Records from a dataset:
- - - - -

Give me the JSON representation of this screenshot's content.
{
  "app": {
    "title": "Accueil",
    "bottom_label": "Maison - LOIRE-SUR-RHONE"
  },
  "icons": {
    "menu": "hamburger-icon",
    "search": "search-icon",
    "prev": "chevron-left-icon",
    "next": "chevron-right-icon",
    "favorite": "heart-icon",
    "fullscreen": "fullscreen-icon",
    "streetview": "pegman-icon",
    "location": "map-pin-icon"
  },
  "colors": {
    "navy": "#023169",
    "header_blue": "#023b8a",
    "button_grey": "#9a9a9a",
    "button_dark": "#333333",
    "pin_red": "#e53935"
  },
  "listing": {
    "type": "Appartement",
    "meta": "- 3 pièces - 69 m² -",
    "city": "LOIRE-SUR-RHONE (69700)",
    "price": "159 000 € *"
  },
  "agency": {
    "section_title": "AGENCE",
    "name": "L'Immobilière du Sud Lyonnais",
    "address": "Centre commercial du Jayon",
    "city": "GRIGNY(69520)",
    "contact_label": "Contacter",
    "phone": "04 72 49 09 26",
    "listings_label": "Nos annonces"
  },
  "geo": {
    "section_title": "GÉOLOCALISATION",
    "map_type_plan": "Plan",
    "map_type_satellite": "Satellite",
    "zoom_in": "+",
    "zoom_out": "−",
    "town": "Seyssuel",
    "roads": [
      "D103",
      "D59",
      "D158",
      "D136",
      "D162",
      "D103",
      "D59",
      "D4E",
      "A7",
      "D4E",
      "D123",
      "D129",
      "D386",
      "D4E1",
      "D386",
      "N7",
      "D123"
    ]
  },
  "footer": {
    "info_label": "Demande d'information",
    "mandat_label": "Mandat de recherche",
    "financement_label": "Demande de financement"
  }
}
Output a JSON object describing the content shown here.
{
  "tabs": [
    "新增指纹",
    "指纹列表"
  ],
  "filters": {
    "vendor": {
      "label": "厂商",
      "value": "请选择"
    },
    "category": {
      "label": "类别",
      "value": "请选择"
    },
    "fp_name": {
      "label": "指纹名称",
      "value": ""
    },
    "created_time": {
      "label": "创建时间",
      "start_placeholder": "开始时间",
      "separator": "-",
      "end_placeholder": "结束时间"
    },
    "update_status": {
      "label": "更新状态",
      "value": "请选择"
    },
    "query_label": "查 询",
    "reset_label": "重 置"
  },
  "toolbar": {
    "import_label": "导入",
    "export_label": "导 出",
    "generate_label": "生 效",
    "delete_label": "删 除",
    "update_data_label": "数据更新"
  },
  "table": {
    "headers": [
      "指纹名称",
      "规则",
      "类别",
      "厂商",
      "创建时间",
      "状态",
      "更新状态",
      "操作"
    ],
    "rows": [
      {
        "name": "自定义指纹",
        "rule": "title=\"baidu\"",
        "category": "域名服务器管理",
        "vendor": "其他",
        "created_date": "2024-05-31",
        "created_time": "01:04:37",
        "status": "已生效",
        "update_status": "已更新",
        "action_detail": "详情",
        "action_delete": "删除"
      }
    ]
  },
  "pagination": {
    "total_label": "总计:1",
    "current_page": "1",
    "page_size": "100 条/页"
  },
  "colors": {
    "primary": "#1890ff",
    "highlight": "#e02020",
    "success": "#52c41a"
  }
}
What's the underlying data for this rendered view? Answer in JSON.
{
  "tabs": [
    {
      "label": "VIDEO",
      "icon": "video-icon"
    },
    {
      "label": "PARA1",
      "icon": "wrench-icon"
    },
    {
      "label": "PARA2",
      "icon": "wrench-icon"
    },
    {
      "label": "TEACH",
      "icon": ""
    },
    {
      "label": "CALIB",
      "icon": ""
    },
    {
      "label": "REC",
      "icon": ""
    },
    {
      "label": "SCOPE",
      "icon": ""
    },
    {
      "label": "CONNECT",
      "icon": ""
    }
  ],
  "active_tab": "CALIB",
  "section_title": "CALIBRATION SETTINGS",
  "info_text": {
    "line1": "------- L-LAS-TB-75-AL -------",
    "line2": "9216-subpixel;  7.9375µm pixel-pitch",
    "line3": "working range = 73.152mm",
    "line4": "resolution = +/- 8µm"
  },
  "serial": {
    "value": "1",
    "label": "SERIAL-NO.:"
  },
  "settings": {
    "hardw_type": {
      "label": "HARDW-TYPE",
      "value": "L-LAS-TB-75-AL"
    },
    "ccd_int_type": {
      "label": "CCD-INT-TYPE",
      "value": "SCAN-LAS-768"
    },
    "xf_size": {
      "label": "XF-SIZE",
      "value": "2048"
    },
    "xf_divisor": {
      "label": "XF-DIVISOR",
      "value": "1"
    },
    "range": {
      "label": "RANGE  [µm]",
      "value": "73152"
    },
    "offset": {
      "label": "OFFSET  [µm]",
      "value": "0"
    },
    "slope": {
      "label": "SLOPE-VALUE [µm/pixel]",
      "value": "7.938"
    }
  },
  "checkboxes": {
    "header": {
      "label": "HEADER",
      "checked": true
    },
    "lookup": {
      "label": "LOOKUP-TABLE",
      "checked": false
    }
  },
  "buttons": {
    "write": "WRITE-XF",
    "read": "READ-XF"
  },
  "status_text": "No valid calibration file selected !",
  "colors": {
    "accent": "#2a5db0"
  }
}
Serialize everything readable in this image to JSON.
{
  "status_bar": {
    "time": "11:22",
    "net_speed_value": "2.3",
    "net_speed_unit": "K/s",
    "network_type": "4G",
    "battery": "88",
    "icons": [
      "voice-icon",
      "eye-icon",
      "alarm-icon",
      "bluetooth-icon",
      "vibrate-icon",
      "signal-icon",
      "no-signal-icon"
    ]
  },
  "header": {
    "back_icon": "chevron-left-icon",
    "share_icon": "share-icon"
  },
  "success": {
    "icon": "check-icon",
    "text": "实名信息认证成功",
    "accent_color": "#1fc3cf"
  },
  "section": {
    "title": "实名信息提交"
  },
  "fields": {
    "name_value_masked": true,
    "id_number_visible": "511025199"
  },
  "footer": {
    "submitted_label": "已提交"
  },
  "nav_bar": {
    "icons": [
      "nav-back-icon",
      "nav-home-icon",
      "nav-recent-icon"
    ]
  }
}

- - - - -

* _Instructions to follow_:
Examine the listing and say how many of its lines contain the string "this". Give the number alone.

* _Output of the exercise_:
3